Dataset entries
------------------------------------------------------------

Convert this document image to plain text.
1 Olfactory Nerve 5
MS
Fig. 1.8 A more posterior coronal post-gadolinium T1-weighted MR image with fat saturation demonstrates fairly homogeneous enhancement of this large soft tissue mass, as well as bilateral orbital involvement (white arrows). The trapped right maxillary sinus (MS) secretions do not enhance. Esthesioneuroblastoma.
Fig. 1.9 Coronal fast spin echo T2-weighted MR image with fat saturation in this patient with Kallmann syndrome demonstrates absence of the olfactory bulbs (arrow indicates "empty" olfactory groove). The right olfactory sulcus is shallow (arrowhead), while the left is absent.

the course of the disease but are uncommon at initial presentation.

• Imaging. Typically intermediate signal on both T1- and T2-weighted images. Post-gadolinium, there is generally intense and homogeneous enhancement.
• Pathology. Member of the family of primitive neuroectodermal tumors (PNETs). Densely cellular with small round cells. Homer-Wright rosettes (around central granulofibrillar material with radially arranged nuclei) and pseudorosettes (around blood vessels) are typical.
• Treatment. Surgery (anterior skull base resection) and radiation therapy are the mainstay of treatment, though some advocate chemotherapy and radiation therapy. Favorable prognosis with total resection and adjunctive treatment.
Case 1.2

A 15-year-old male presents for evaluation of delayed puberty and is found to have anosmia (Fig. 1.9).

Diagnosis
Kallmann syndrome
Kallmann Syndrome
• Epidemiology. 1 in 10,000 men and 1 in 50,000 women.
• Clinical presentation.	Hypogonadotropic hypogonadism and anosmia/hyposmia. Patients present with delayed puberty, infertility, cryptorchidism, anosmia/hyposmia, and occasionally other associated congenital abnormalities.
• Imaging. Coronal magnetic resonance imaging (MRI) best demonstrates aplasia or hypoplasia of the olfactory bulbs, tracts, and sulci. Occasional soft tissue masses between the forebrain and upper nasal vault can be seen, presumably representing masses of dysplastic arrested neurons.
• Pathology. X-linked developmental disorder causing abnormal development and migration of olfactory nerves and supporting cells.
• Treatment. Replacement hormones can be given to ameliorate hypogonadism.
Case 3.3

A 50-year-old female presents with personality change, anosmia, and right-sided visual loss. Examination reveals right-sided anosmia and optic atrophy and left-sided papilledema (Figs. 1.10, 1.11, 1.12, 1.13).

------------------------------------------------------------

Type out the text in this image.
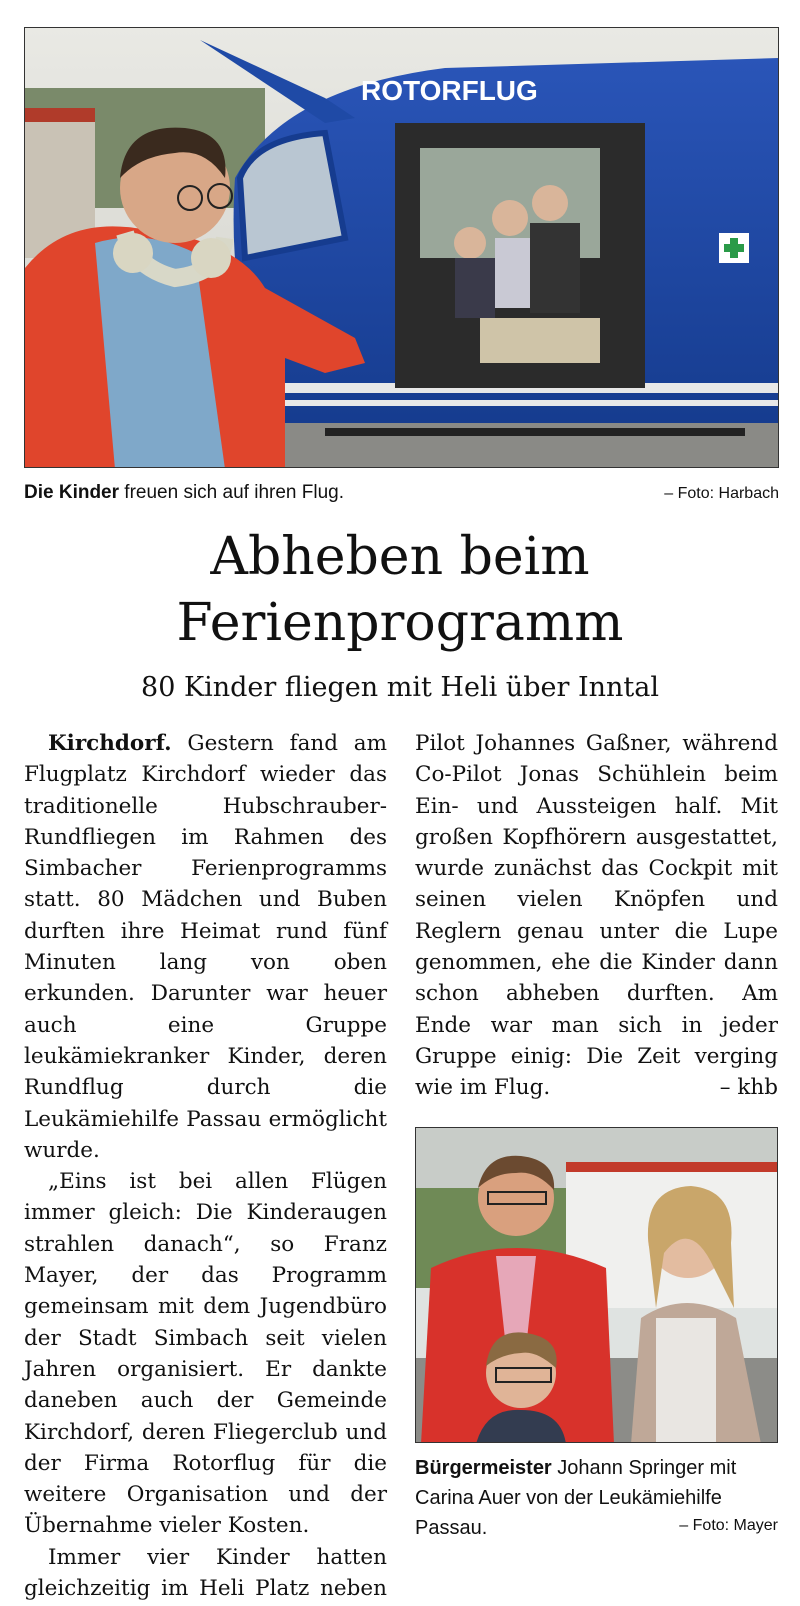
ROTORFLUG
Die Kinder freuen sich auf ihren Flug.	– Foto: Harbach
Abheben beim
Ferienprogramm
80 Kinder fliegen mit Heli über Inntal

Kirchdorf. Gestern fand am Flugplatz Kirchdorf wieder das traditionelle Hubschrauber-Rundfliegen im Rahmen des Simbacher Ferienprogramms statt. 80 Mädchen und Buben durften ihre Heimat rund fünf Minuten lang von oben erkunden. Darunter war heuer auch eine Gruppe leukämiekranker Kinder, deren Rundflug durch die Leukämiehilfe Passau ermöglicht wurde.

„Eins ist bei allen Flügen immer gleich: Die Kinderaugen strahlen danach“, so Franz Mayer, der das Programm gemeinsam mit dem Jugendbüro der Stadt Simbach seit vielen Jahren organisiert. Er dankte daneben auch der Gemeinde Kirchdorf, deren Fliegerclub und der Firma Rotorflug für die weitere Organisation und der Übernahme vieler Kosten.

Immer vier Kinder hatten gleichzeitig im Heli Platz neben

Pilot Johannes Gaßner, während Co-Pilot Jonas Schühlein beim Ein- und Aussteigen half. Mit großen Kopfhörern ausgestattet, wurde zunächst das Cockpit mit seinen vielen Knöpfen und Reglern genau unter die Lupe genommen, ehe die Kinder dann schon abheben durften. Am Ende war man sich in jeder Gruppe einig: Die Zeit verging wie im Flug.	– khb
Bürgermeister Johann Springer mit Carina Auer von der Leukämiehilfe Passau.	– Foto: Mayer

------------------------------------------------------------

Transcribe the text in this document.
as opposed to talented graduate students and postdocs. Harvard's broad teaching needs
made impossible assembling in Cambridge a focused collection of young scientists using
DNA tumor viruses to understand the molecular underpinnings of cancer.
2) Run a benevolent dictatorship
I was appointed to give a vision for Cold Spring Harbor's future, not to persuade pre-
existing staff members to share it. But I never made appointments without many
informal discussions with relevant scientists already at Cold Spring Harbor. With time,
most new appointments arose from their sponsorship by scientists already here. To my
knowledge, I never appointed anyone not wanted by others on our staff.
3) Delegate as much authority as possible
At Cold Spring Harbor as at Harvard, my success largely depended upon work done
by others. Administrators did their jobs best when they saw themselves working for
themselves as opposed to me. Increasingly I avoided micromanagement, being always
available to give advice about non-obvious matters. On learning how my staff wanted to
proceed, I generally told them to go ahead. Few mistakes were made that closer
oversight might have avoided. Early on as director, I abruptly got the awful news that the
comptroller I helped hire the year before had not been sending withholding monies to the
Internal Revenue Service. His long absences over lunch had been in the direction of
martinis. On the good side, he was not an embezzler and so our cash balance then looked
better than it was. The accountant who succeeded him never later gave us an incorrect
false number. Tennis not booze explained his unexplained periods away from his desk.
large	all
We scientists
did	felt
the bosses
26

------------------------------------------------------------

● **Task directions**: The answer is to be a bare number, showing how many lines of the records contain "their".

● **Exercise result**: 2